- **Records for this exercise**:
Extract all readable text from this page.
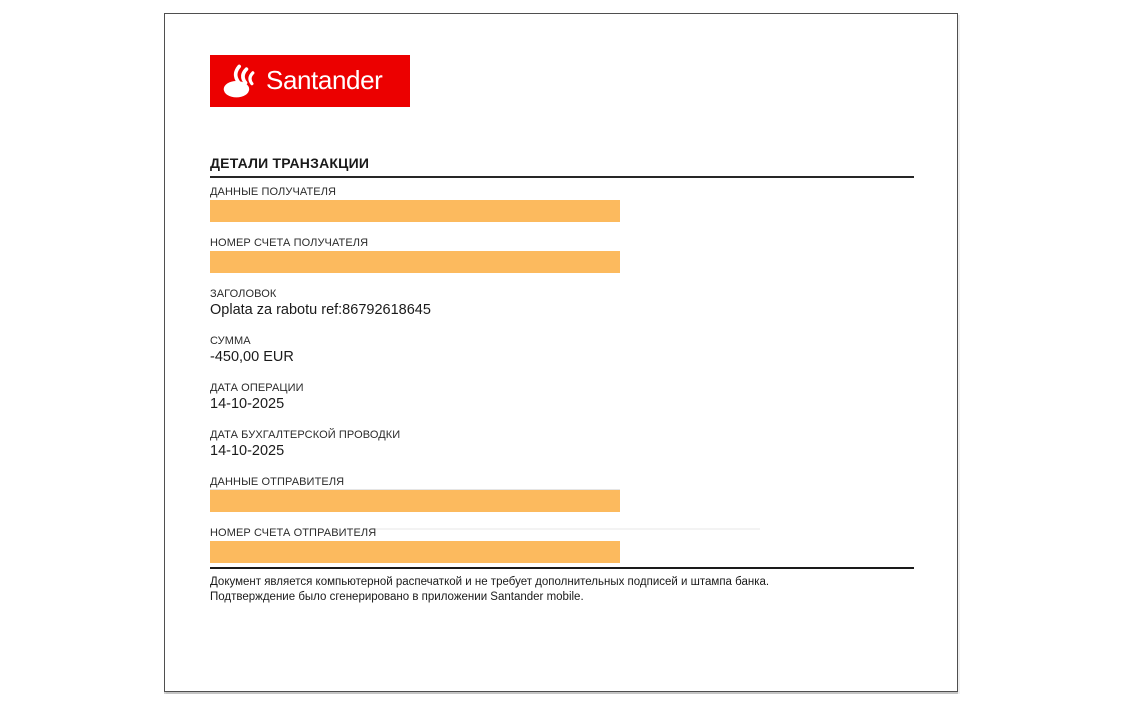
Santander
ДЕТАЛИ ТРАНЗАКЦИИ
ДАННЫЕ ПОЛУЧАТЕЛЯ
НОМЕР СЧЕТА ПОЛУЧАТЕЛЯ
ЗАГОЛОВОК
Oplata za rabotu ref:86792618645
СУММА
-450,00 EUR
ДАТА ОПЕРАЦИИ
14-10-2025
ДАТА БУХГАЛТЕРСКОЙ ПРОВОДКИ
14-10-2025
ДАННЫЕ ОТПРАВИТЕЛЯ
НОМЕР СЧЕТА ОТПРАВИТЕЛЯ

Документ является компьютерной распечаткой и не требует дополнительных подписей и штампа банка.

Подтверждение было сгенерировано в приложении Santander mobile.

- **Exercise aim**: Make an exact copy of the whole listing, but don't bring over any pictures.

- **Result**:
Extract all readable text from this page.
Santander
ДЕТАЛИ ТРАНЗАКЦИИ
ДАННЫЕ ПОЛУЧАТЕЛЯ
НОМЕР СЧЕТА ПОЛУЧАТЕЛЯ
ЗАГОЛОВОК
Oplata za rabotu ref:86792618645
СУММА
-450,00 EUR
ДАТА ОПЕРАЦИИ
14-10-2025
ДАТА БУХГАЛТЕРСКОЙ ПРОВОДКИ
14-10-2025
ДАННЫЕ ОТПРАВИТЕЛЯ
НОМЕР СЧЕТА ОТПРАВИТЕЛЯ

Документ является компьютерной распечаткой и не требует дополнительных подписей и штампа банка.

Подтверждение было сгенерировано в приложении Santander mobile.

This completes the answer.